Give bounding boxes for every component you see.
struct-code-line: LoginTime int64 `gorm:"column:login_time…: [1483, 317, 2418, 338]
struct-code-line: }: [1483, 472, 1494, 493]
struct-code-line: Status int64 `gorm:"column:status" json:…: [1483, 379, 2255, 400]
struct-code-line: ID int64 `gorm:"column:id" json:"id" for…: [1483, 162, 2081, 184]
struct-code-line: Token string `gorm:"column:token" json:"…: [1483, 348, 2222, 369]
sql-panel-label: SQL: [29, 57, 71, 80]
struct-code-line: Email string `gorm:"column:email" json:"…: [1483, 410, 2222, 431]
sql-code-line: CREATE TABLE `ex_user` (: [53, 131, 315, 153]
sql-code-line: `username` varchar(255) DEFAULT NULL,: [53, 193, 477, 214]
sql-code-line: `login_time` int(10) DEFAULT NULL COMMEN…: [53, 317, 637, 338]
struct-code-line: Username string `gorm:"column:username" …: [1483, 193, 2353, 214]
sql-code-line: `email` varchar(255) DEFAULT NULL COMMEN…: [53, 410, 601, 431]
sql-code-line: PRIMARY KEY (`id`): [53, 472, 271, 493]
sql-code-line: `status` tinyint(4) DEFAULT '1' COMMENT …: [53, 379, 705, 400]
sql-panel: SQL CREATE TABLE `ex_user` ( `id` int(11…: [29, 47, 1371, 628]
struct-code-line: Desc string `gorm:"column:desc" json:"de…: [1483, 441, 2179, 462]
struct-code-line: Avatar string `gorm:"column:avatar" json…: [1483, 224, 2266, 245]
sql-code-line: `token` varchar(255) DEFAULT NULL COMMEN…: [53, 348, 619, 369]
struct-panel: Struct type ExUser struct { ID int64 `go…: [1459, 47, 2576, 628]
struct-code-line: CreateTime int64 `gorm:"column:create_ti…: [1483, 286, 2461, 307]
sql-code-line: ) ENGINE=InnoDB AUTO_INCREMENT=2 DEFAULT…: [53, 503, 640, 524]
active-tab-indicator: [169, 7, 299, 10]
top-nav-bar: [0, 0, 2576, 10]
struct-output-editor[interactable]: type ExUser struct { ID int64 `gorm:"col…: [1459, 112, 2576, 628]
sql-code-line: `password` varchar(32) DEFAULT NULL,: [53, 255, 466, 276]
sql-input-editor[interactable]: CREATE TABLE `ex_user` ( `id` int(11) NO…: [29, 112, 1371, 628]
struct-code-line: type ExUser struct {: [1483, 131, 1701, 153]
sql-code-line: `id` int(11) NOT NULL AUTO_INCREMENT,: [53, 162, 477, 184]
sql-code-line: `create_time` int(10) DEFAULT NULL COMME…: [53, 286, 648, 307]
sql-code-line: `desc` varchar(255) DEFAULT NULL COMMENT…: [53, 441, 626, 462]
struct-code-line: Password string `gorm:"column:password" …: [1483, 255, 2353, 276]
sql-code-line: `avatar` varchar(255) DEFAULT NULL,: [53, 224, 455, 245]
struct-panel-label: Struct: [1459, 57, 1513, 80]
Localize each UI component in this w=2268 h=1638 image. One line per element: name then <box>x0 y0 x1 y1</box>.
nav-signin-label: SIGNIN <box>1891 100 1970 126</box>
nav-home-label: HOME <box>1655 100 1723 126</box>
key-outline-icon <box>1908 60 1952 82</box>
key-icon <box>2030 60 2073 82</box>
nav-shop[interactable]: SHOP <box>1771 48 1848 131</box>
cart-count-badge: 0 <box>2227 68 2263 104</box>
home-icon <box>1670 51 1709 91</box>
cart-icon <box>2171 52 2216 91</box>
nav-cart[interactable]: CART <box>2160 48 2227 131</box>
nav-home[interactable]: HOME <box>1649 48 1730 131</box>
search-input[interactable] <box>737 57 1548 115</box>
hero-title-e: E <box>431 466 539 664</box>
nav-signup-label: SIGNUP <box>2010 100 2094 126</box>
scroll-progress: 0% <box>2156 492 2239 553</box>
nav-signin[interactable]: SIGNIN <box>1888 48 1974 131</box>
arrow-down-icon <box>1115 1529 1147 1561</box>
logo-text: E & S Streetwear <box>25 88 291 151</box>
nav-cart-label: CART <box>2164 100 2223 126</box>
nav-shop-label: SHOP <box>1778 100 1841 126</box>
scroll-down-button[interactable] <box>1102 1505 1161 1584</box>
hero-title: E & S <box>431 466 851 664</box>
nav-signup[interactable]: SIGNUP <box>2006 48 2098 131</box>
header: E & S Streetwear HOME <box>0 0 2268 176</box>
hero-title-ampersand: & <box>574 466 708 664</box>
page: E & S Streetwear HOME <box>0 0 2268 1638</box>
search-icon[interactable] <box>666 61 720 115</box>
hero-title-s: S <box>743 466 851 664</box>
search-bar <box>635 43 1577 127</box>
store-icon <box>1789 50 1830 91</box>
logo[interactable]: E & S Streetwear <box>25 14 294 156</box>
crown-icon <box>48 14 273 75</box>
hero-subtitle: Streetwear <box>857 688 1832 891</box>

_Instruction_
Rewrite all the lines with every "ex_user" changed to "app_user", leaving everything else the same.

_Answer to this problem_
Give bounding boxes for every component you see.
struct-code-line: LoginTime int64 `gorm:"column:login_time…: [1483, 317, 2418, 338]
struct-code-line: }: [1483, 472, 1494, 493]
struct-code-line: Status int64 `gorm:"column:status" json:…: [1483, 379, 2255, 400]
struct-code-line: ID int64 `gorm:"column:id" json:"id" for…: [1483, 162, 2081, 184]
struct-code-line: Token string `gorm:"column:token" json:"…: [1483, 348, 2222, 369]
sql-panel-label: SQL: [29, 57, 71, 80]
struct-code-line: Email string `gorm:"column:email" json:"…: [1483, 410, 2222, 431]
sql-code-line: CREATE TABLE `app_user` (: [53, 131, 315, 153]
sql-code-line: `username` varchar(255) DEFAULT NULL,: [53, 193, 477, 214]
sql-code-line: `login_time` int(10) DEFAULT NULL COMMEN…: [53, 317, 637, 338]
struct-code-line: Username string `gorm:"column:username" …: [1483, 193, 2353, 214]
sql-code-line: `email` varchar(255) DEFAULT NULL COMMEN…: [53, 410, 601, 431]
sql-code-line: PRIMARY KEY (`id`): [53, 472, 271, 493]
sql-code-line: `status` tinyint(4) DEFAULT '1' COMMENT …: [53, 379, 705, 400]
sql-panel: SQL CREATE TABLE `app_user` ( `id` int(11…: [29, 47, 1371, 628]
struct-code-line: Desc string `gorm:"column:desc" json:"de…: [1483, 441, 2179, 462]
struct-code-line: Avatar string `gorm:"column:avatar" json…: [1483, 224, 2266, 245]
sql-code-line: `token` varchar(255) DEFAULT NULL COMMEN…: [53, 348, 619, 369]
struct-panel: Struct type ExUser struct { ID int64 `go…: [1459, 47, 2576, 628]
struct-code-line: CreateTime int64 `gorm:"column:create_ti…: [1483, 286, 2461, 307]
sql-code-line: ) ENGINE=InnoDB AUTO_INCREMENT=2 DEFAULT…: [53, 503, 640, 524]
active-tab-indicator: [169, 7, 299, 10]
top-nav-bar: [0, 0, 2576, 10]
struct-output-editor[interactable]: type ExUser struct { ID int64 `gorm:"col…: [1459, 112, 2576, 628]
sql-code-line: `password` varchar(32) DEFAULT NULL,: [53, 255, 466, 276]
sql-input-editor[interactable]: CREATE TABLE `app_user` ( `id` int(11) NO…: [29, 112, 1371, 628]
struct-code-line: type ExUser struct {: [1483, 131, 1701, 153]
sql-code-line: `id` int(11) NOT NULL AUTO_INCREMENT,: [53, 162, 477, 184]
sql-code-line: `create_time` int(10) DEFAULT NULL COMME…: [53, 286, 648, 307]
sql-code-line: `desc` varchar(255) DEFAULT NULL COMMENT…: [53, 441, 626, 462]
struct-code-line: Password string `gorm:"column:password" …: [1483, 255, 2353, 276]
sql-code-line: `avatar` varchar(255) DEFAULT NULL,: [53, 224, 455, 245]
struct-panel-label: Struct: [1459, 57, 1513, 80]
Localize each UI component in this w=2268 h=1638 image. One line per element: name then <box>x0 y0 x1 y1</box>.
nav-signin-label: SIGNIN <box>1891 100 1970 126</box>
nav-home-label: HOME <box>1655 100 1723 126</box>
key-outline-icon <box>1908 60 1952 82</box>
key-icon <box>2030 60 2073 82</box>
nav-shop[interactable]: SHOP <box>1771 48 1848 131</box>
cart-count-badge: 0 <box>2227 68 2263 104</box>
home-icon <box>1670 51 1709 91</box>
cart-icon <box>2171 52 2216 91</box>
nav-cart[interactable]: CART <box>2160 48 2227 131</box>
nav-home[interactable]: HOME <box>1649 48 1730 131</box>
search-input[interactable] <box>737 57 1548 115</box>
hero-title-e: E <box>431 466 539 664</box>
nav-signup-label: SIGNUP <box>2010 100 2094 126</box>
scroll-progress: 0% <box>2156 492 2239 553</box>
nav-signin[interactable]: SIGNIN <box>1888 48 1974 131</box>
arrow-down-icon <box>1115 1529 1147 1561</box>
logo-text: E & S Streetwear <box>25 88 291 151</box>
nav-cart-label: CART <box>2164 100 2223 126</box>
nav-shop-label: SHOP <box>1778 100 1841 126</box>
scroll-down-button[interactable] <box>1102 1505 1161 1584</box>
hero-title: E & S <box>431 466 851 664</box>
nav-signup[interactable]: SIGNUP <box>2006 48 2098 131</box>
header: E & S Streetwear HOME <box>0 0 2268 176</box>
hero-title-ampersand: & <box>574 466 708 664</box>
page: E & S Streetwear HOME <box>0 0 2268 1638</box>
search-icon[interactable] <box>666 61 720 115</box>
hero-title-s: S <box>743 466 851 664</box>
search-bar <box>635 43 1577 127</box>
store-icon <box>1789 50 1830 91</box>
logo[interactable]: E & S Streetwear <box>25 14 294 156</box>
crown-icon <box>48 14 273 75</box>
hero-subtitle: Streetwear <box>857 688 1832 891</box>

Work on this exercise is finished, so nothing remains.